• **WORK REQUIRED**: Copy each line that contains the string "Membership".

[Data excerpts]

==================================================

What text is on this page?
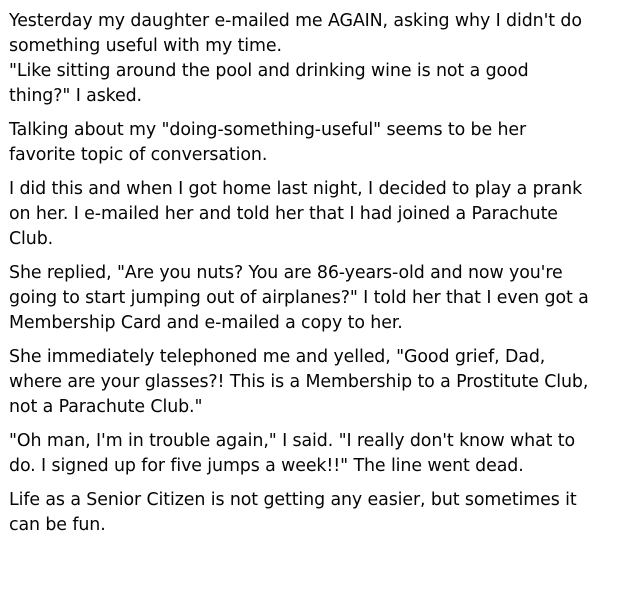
Yesterday my daughter e-mailed me AGAIN, asking why I didn't do
something useful with my time.
"Like sitting around the pool and drinking wine is not a good
thing?" I asked.
Talking about my "doing-something-useful" seems to be her
favorite topic of conversation.
I did this and when I got home last night, I decided to play a prank
on her. I e-mailed her and told her that I had joined a Parachute
Club.
She replied, "Are you nuts? You are 86-years-old and now you're
going to start jumping out of airplanes?" I told her that I even got a
Membership Card and e-mailed a copy to her.
She immediately telephoned me and yelled, "Good grief, Dad,
where are your glasses?! This is a Membership to a Prostitute Club,
not a Parachute Club."
"Oh man, I'm in trouble again," I said. "I really don't know what to
do. I signed up for five jumps a week!!" The line went dead.
Life as a Senior Citizen is not getting any easier, but sometimes it
can be fun.
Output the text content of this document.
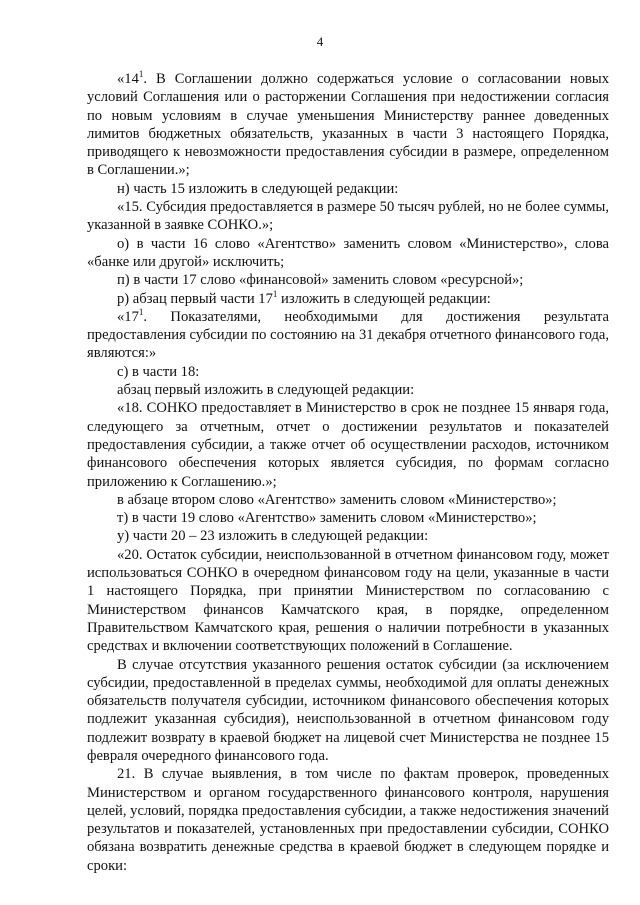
4

«$14^1$. В Соглашении должно содержаться условие о согласовании новых условий Соглашения или о расторжении Соглашения при недостижении согласия по новым условиям в случае уменьшения Министерству раннее доведенных лимитов бюджетных обязательств, указанных в части 3 настоящего Порядка, приводящего к невозможности предоставления субсидии в размере, определенном в Соглашении.»;

н) часть 15 изложить в следующей редакции:

«15. Субсидия предоставляется в размере 50 тысяч рублей, но не более суммы, указанной в заявке СОНКО.»;

о) в части 16 слово «Агентство» заменить словом «Министерство», слова «банке или другой» исключить;

п) в части 17 слово «финансовой» заменить словом «ресурсной»;

р) абзац первый части $17^1$ изложить в следующей редакции:

«$17^1$. Показателями, необходимыми для достижения результата предоставления субсидии по состоянию на 31 декабря отчетного финансового года, являются:»

с) в части 18:

абзац первый изложить в следующей редакции:

«18. СОНКО предоставляет в Министерство в срок не позднее 15 января года, следующего за отчетным, отчет о достижении результатов и показателей предоставления субсидии, а также отчет об осуществлении расходов, источником финансового обеспечения которых является субсидия, по формам согласно приложению к Соглашению.»;

в абзаце втором слово «Агентство» заменить словом «Министерство»;

т) в части 19 слово «Агентство» заменить словом «Министерство»;

у) части 20 – 23 изложить в следующей редакции:

«20. Остаток субсидии, неиспользованной в отчетном финансовом году, может использоваться СОНКО в очередном финансовом году на цели, указанные в части 1 настоящего Порядка, при принятии Министерством по согласованию с Министерством финансов Камчатского края, в порядке, определенном Правительством Камчатского края, решения о наличии потребности в указанных средствах и включении соответствующих положений в Соглашение.

В случае отсутствия указанного решения остаток субсидии (за исключением субсидии, предоставленной в пределах суммы, необходимой для оплаты денежных обязательств получателя субсидии, источником финансового обеспечения которых подлежит указанная субсидия), неиспользованной в отчетном финансовом году подлежит возврату в краевой бюджет на лицевой счет Министерства не позднее 15 февраля очередного финансового года.

21. В случае выявления, в том числе по фактам проверок, проведенных Министерством и органом государственного финансового контроля, нарушения целей, условий, порядка предоставления субсидии, а также недостижения значений результатов и показателей, установленных при предоставлении субсидии, СОНКО обязана возвратить денежные средства в краевой бюджет в следующем порядке и сроки:
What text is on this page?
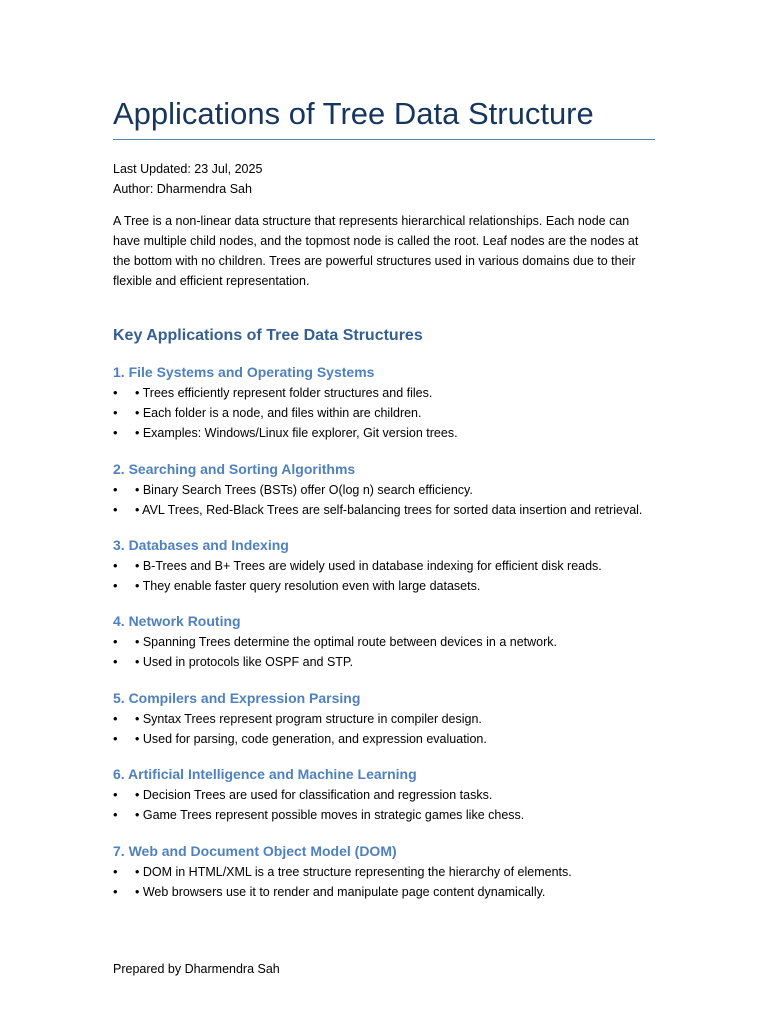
Applications of Tree Data Structure
Last Updated: 23 Jul, 2025
Author: Dharmendra Sah

A Tree is a non-linear data structure that represents hierarchical relationships. Each node can have multiple child nodes, and the topmost node is called the root. Leaf nodes are the nodes at the bottom with no children. Trees are powerful structures used in various domains due to their flexible and efficient representation.

Key Applications of Tree Data Structures
1. File Systems and Operating Systems
• • Trees efficiently represent folder structures and files.
• • Each folder is a node, and files within are children.
• • Examples: Windows/Linux file explorer, Git version trees.
2. Searching and Sorting Algorithms
• • Binary Search Trees (BSTs) offer O(log n) search efficiency.
• • AVL Trees, Red-Black Trees are self-balancing trees for sorted data insertion and retrieval.
3. Databases and Indexing
• • B-Trees and B+ Trees are widely used in database indexing for efficient disk reads.
• • They enable faster query resolution even with large datasets.
4. Network Routing
• • Spanning Trees determine the optimal route between devices in a network.
• • Used in protocols like OSPF and STP.
5. Compilers and Expression Parsing
• • Syntax Trees represent program structure in compiler design.
• • Used for parsing, code generation, and expression evaluation.
6. Artificial Intelligence and Machine Learning
• • Decision Trees are used for classification and regression tasks.
• • Game Trees represent possible moves in strategic games like chess.
7. Web and Document Object Model (DOM)
• • DOM in HTML/XML is a tree structure representing the hierarchy of elements.
• • Web browsers use it to render and manipulate page content dynamically.
Prepared by Dharmendra Sah
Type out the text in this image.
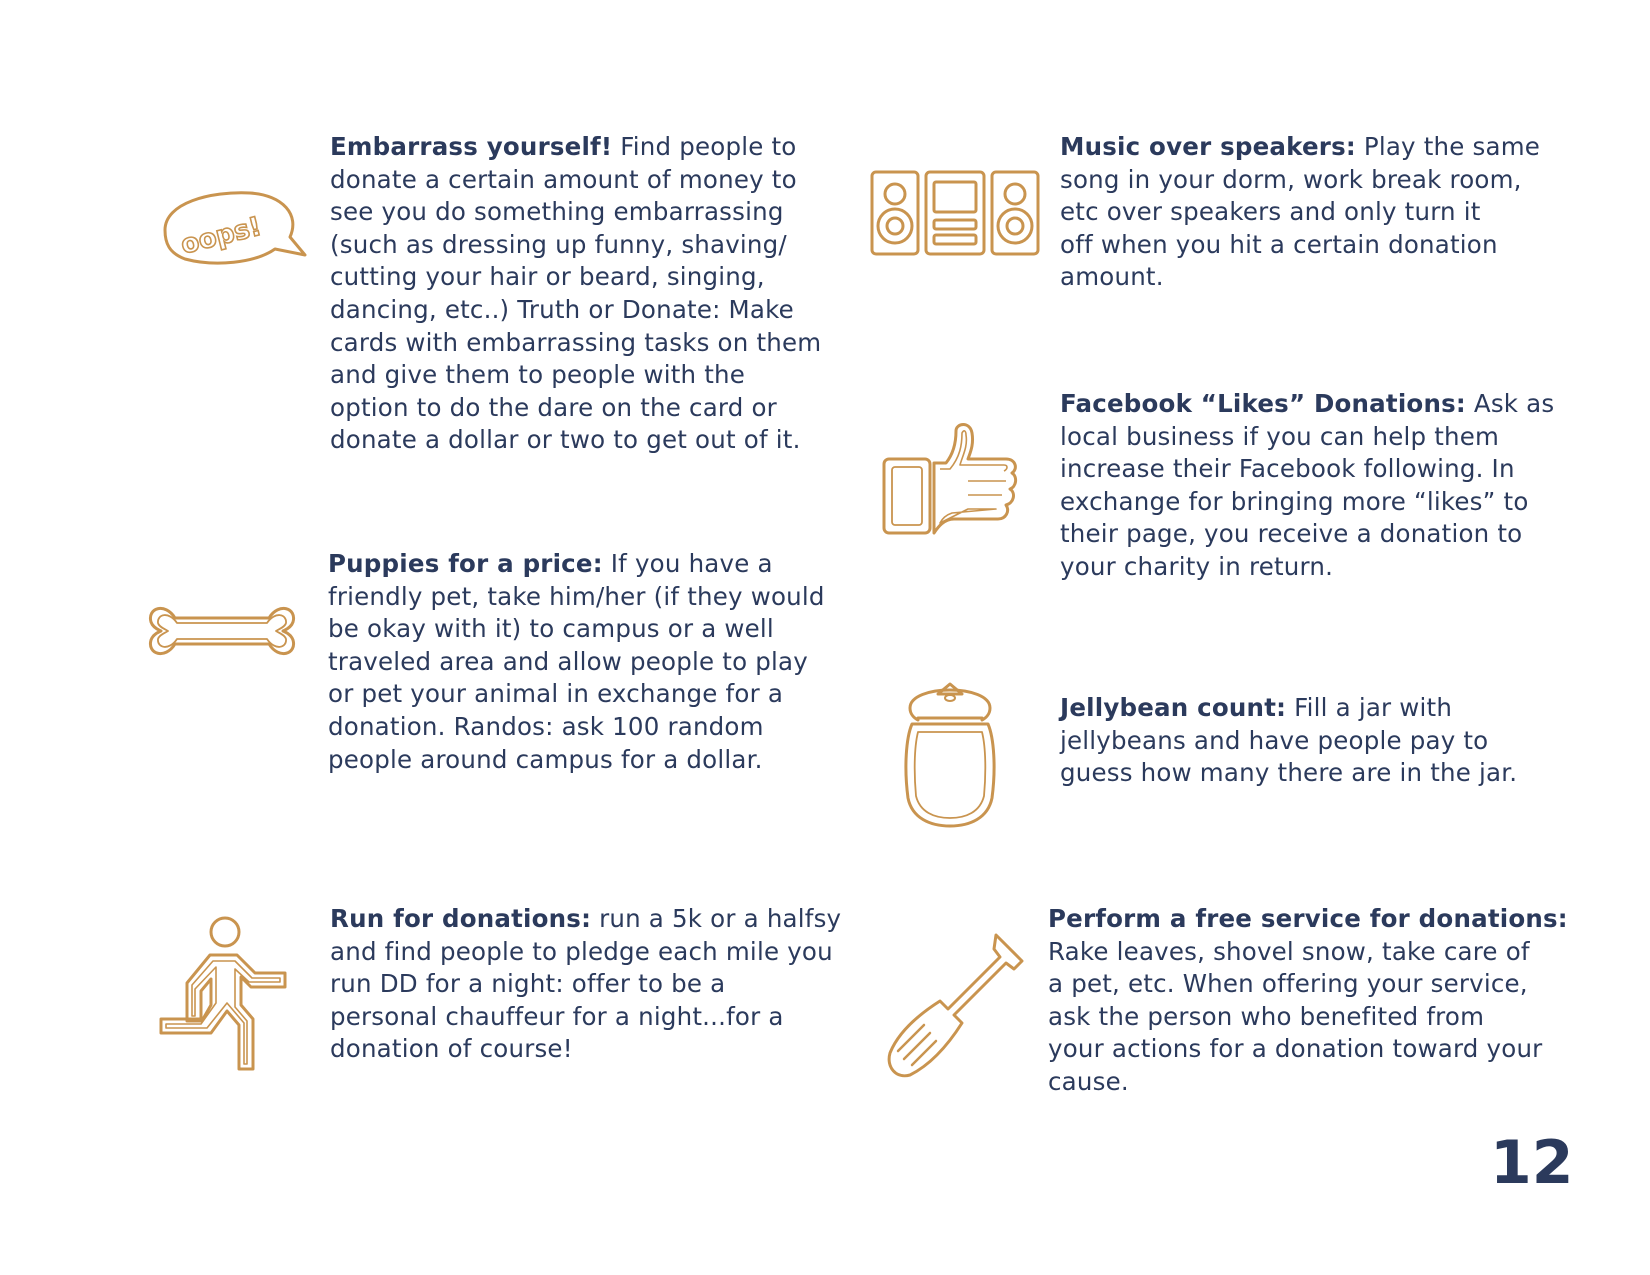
oops!
Embarrass yourself! Find people to
donate a certain amount of money to
see you do something embarrassing
(such as dressing up funny, shaving/
cutting your hair or beard, singing,
dancing, etc..) Truth or Donate: Make
cards with embarrassing tasks on them
and give them to people with the
option to do the dare on the card or
donate a dollar or two to get out of it.
Puppies for a price: If you have a
friendly pet, take him/her (if they would
be okay with it) to campus or a well
traveled area and allow people to play
or pet your animal in exchange for a
donation. Randos: ask 100 random
people around campus for a dollar.
Run for donations: run a 5k or a halfsy
and find people to pledge each mile you
run DD for a night: offer to be a
personal chauffeur for a night...for a
donation of course!
Music over speakers: Play the same
song in your dorm, work break room,
etc over speakers and only turn it
off when you hit a certain donation
amount.
Facebook “Likes” Donations: Ask as
local business if you can help them
increase their Facebook following. In
exchange for bringing more “likes” to
their page, you receive a donation to
your charity in return.
Jellybean count: Fill a jar with
jellybeans and have people pay to
guess how many there are in the jar.
Perform a free service for donations:
Rake leaves, shovel snow, take care of
a pet, etc. When offering your service,
ask the person who benefited from
your actions for a donation toward your
cause.
12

==================================================

• **OUTPUT BELOW**:
Membership Card and e-mailed a copy to her.
where are your glasses?! This is a Membership to a Prostitute Club,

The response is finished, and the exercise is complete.